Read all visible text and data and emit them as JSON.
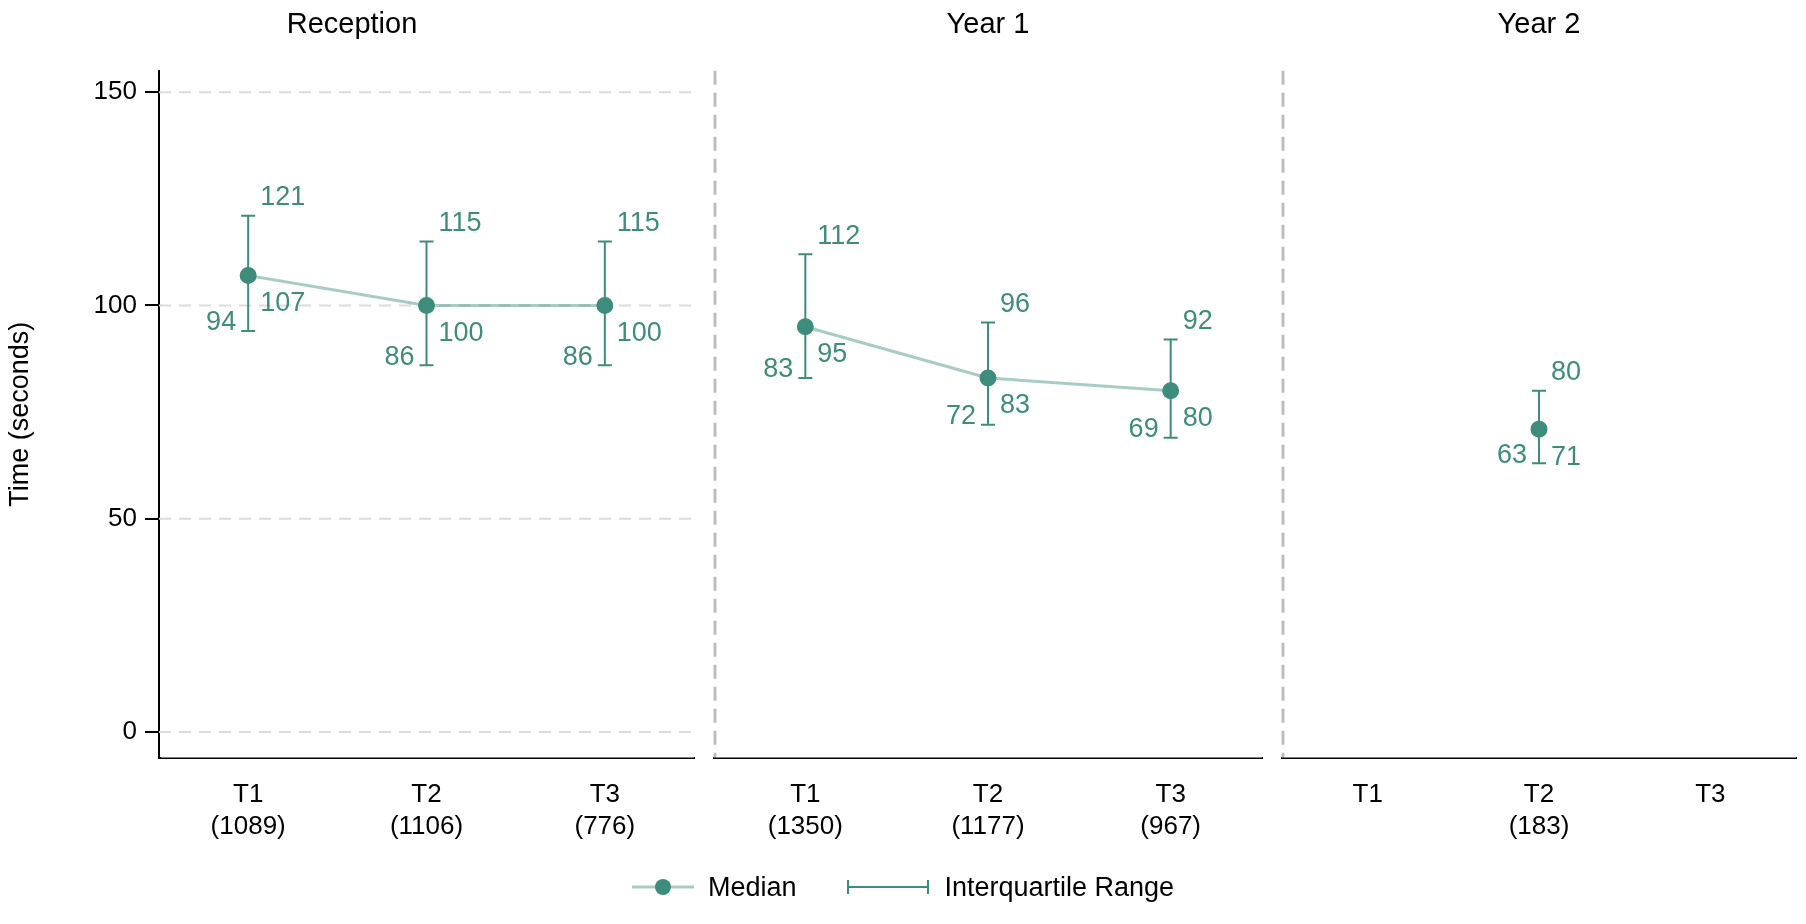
{
  "chart_data": [
    {
      "type": "line",
      "title": "Reception",
      "ylabel": "Time (seconds)",
      "categories": [
        "T1\n(1089)",
        "T2\n(1106)",
        "T3\n(776)"
      ],
      "ylim": [
        -6,
        155
      ],
      "yticks": [
        0,
        50,
        100,
        150
      ],
      "grid": "y",
      "marker": "circle",
      "legend": "bottom",
      "data_labels": true,
      "annotations": [
        "Interquartile Range",
        {
          "text": "121",
          "x": "T1\n(1089)",
          "y": 121
        },
        {
          "text": "94",
          "x": "T1\n(1089)",
          "y": 94
        },
        {
          "text": "115",
          "x": "T2\n(1106)",
          "y": 115
        },
        {
          "text": "86",
          "x": "T2\n(1106)",
          "y": 86
        },
        {
          "text": "115",
          "x": "T3\n(776)",
          "y": 115
        },
        {
          "text": "86",
          "x": "T3\n(776)",
          "y": 86
        }
      ],
      "series": [
        {
          "name": "Median",
          "color": "#3e8c7c",
          "values": [
            107,
            100,
            100
          ],
          "errors": [
            [
              94,
              121
            ],
            [
              86,
              115
            ],
            [
              86,
              115
            ]
          ]
        }
      ]
    },
    {
      "type": "line",
      "title": "Year 1",
      "categories": [
        "T1\n(1350)",
        "T2\n(1177)",
        "T3\n(967)"
      ],
      "ylim": [
        -6,
        155
      ],
      "tick_labels": "x",
      "grid": "y",
      "marker": "circle",
      "data_labels": true,
      "annotations": [
        {
          "text": "112",
          "x": "T1\n(1350)",
          "y": 112
        },
        {
          "text": "83",
          "x": "T1\n(1350)",
          "y": 83
        },
        {
          "text": "96",
          "x": "T2\n(1177)",
          "y": 96
        },
        {
          "text": "72",
          "x": "T2\n(1177)",
          "y": 72
        },
        {
          "text": "92",
          "x": "T3\n(967)",
          "y": 92
        },
        {
          "text": "69",
          "x": "T3\n(967)",
          "y": 69
        }
      ],
      "series": [
        {
          "color": "#3e8c7c",
          "values": [
            95,
            83,
            80
          ],
          "errors": [
            [
              83,
              112
            ],
            [
              72,
              96
            ],
            [
              69,
              92
            ]
          ]
        }
      ]
    },
    {
      "type": "line",
      "title": "Year 2",
      "categories": [
        "T1",
        "T2\n(183)",
        "T3"
      ],
      "ylim": [
        -6,
        155
      ],
      "tick_labels": "x",
      "grid": "y",
      "marker": "circle",
      "data_labels": true,
      "annotations": [
        {
          "text": "80",
          "x": "T2\n(183)",
          "y": 80
        },
        {
          "text": "63",
          "x": "T2\n(183)",
          "y": 63
        }
      ],
      "series": [
        {
          "color": "#3e8c7c",
          "values": [
            null,
            71,
            null
          ],
          "errors": [
            null,
            [
              63,
              80
            ],
            null
          ]
        }
      ]
    }
  ]
}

- [AIM OF THE TASK]
Repeat each entry exactly as it appears; skip any picture.

- [CORRECT ANSWER]
Read all visible text and data and emit them as JSON.
{
  "chart_data": [
    {
      "type": "line",
      "title": "Reception",
      "ylabel": "Time (seconds)",
      "categories": [
        "T1\n(1089)",
        "T2\n(1106)",
        "T3\n(776)"
      ],
      "ylim": [
        -6,
        155
      ],
      "yticks": [
        0,
        50,
        100,
        150
      ],
      "grid": "y",
      "marker": "circle",
      "legend": "bottom",
      "data_labels": true,
      "annotations": [
        "Interquartile Range",
        {
          "text": "121",
          "x": "T1\n(1089)",
          "y": 121
        },
        {
          "text": "94",
          "x": "T1\n(1089)",
          "y": 94
        },
        {
          "text": "115",
          "x": "T2\n(1106)",
          "y": 115
        },
        {
          "text": "86",
          "x": "T2\n(1106)",
          "y": 86
        },
        {
          "text": "115",
          "x": "T3\n(776)",
          "y": 115
        },
        {
          "text": "86",
          "x": "T3\n(776)",
          "y": 86
        }
      ],
      "series": [
        {
          "name": "Median",
          "color": "#3e8c7c",
          "values": [
            107,
            100,
            100
          ],
          "errors": [
            [
              94,
              121
            ],
            [
              86,
              115
            ],
            [
              86,
              115
            ]
          ]
        }
      ]
    },
    {
      "type": "line",
      "title": "Year 1",
      "categories": [
        "T1\n(1350)",
        "T2\n(1177)",
        "T3\n(967)"
      ],
      "ylim": [
        -6,
        155
      ],
      "tick_labels": "x",
      "grid": "y",
      "marker": "circle",
      "data_labels": true,
      "annotations": [
        {
          "text": "112",
          "x": "T1\n(1350)",
          "y": 112
        },
        {
          "text": "83",
          "x": "T1\n(1350)",
          "y": 83
        },
        {
          "text": "96",
          "x": "T2\n(1177)",
          "y": 96
        },
        {
          "text": "72",
          "x": "T2\n(1177)",
          "y": 72
        },
        {
          "text": "92",
          "x": "T3\n(967)",
          "y": 92
        },
        {
          "text": "69",
          "x": "T3\n(967)",
          "y": 69
        }
      ],
      "series": [
        {
          "color": "#3e8c7c",
          "values": [
            95,
            83,
            80
          ],
          "errors": [
            [
              83,
              112
            ],
            [
              72,
              96
            ],
            [
              69,
              92
            ]
          ]
        }
      ]
    },
    {
      "type": "line",
      "title": "Year 2",
      "categories": [
        "T1",
        "T2\n(183)",
        "T3"
      ],
      "ylim": [
        -6,
        155
      ],
      "tick_labels": "x",
      "grid": "y",
      "marker": "circle",
      "data_labels": true,
      "annotations": [
        {
          "text": "80",
          "x": "T2\n(183)",
          "y": 80
        },
        {
          "text": "63",
          "x": "T2\n(183)",
          "y": 63
        }
      ],
      "series": [
        {
          "color": "#3e8c7c",
          "values": [
            null,
            71,
            null
          ],
          "errors": [
            null,
            [
              63,
              80
            ],
            null
          ]
        }
      ]
    }
  ]
}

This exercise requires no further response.